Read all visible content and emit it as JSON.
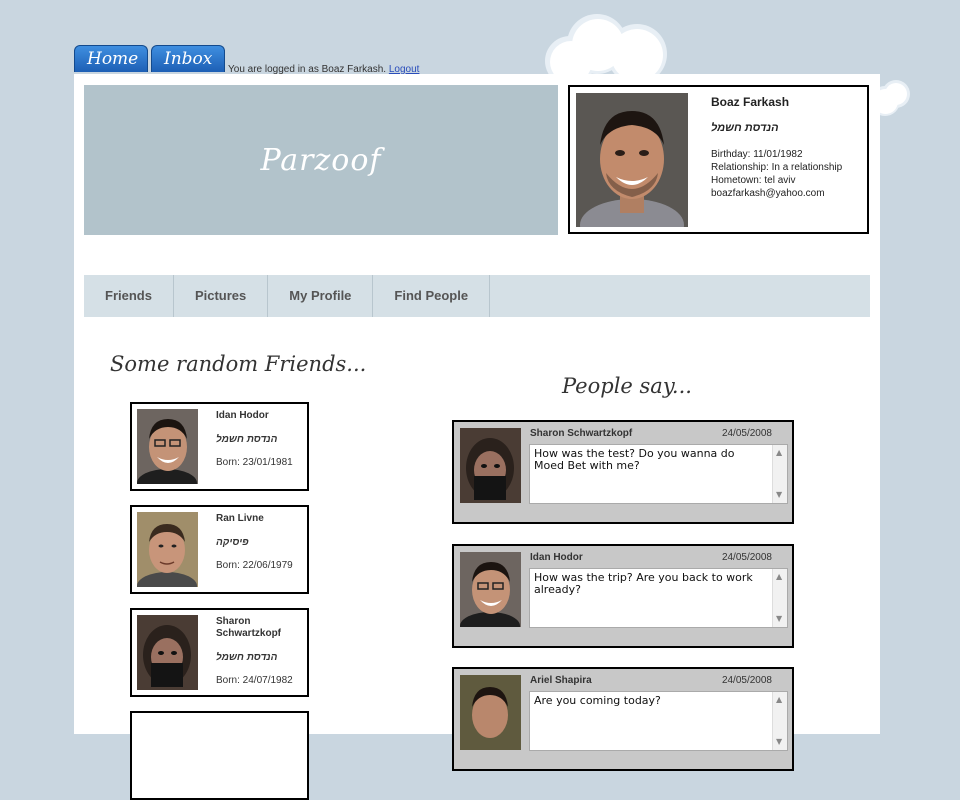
{
  "top_nav": {
    "home_label": "Home",
    "inbox_label": "Inbox",
    "login_text": "You are logged in as Boaz Farkash.",
    "logout_label": "Logout"
  },
  "banner": {
    "title": "Parzoof"
  },
  "profile": {
    "name": "Boaz Farkash",
    "dept": "הנדסת חשמל",
    "birthday": "Birthday: 11/01/1982",
    "relationship": "Relationship: In a relationship",
    "hometown": "Hometown: tel aviv",
    "email": "boazfarkash@yahoo.com"
  },
  "nav": {
    "items": [
      {
        "label": "Friends"
      },
      {
        "label": "Pictures"
      },
      {
        "label": "My Profile"
      },
      {
        "label": "Find People"
      }
    ]
  },
  "friends": {
    "title": "Some random Friends...",
    "items": [
      {
        "name": "Idan Hodor",
        "dept": "הנדסת חשמל",
        "born": "Born: 23/01/1981"
      },
      {
        "name": "Ran Livne",
        "dept": "פיסיקה",
        "born": "Born: 22/06/1979"
      },
      {
        "name": "Sharon Schwartzkopf",
        "dept": "הנדסת חשמל",
        "born": "Born: 24/07/1982"
      }
    ]
  },
  "messages": {
    "title": "People say...",
    "items": [
      {
        "author": "Sharon Schwartzkopf",
        "date": "24/05/2008",
        "text": "How was the test? Do you wanna do Moed Bet with me?"
      },
      {
        "author": "Idan Hodor",
        "date": "24/05/2008",
        "text": "How was the trip? Are you back to work already?"
      },
      {
        "author": "Ariel Shapira",
        "date": "24/05/2008",
        "text": "Are you coming today?"
      }
    ]
  },
  "colors": {
    "background": "#c9d6e0",
    "banner": "#b2c3cb",
    "navbar": "#d5e0e6",
    "tab_blue": "#1d5fb5",
    "message_bg": "#c8c8c8"
  }
}
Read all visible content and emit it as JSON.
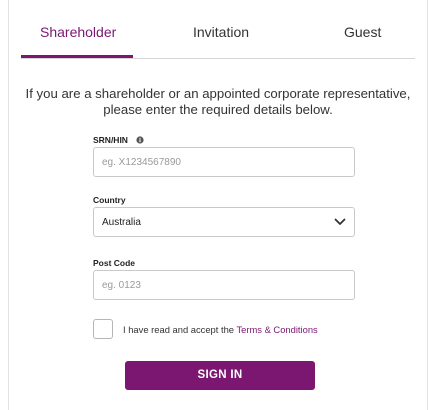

------------------------

Requirements>
From the listing, extract all text exactly as given and drop any picture.

Reply>
Read all visible content and emit it as JSON.
{
  "top_nav": {
    "home_label": "Home",
    "inbox_label": "Inbox",
    "login_text": "You are logged in as Boaz Farkash.",
    "logout_label": "Logout"
  },
  "banner": {
    "title": "Parzoof"
  },
  "profile": {
    "name": "Boaz Farkash",
    "dept": "הנדסת חשמל",
    "birthday": "Birthday: 11/01/1982",
    "relationship": "Relationship: In a relationship",
    "hometown": "Hometown: tel aviv",
    "email": "boazfarkash@yahoo.com"
  },
  "nav": {
    "items": [
      {
        "label": "Friends"
      },
      {
        "label": "Pictures"
      },
      {
        "label": "My Profile"
      },
      {
        "label": "Find People"
      }
    ]
  },
  "friends": {
    "title": "Some random Friends...",
    "items": [
      {
        "name": "Idan Hodor",
        "dept": "הנדסת חשמל",
        "born": "Born: 23/01/1981"
      },
      {
        "name": "Ran Livne",
        "dept": "פיסיקה",
        "born": "Born: 22/06/1979"
      },
      {
        "name": "Sharon Schwartzkopf",
        "dept": "הנדסת חשמל",
        "born": "Born: 24/07/1982"
      }
    ]
  },
  "messages": {
    "title": "People say...",
    "items": [
      {
        "author": "Sharon Schwartzkopf",
        "date": "24/05/2008",
        "text": "How was the test? Do you wanna do Moed Bet with me?"
      },
      {
        "author": "Idan Hodor",
        "date": "24/05/2008",
        "text": "How was the trip? Are you back to work already?"
      },
      {
        "author": "Ariel Shapira",
        "date": "24/05/2008",
        "text": "Are you coming today?"
      }
    ]
  },
  "colors": {
    "background": "#c9d6e0",
    "banner": "#b2c3cb",
    "navbar": "#d5e0e6",
    "tab_blue": "#1d5fb5",
    "message_bg": "#c8c8c8"
  }
}
Read all visible content and emit it as JSON.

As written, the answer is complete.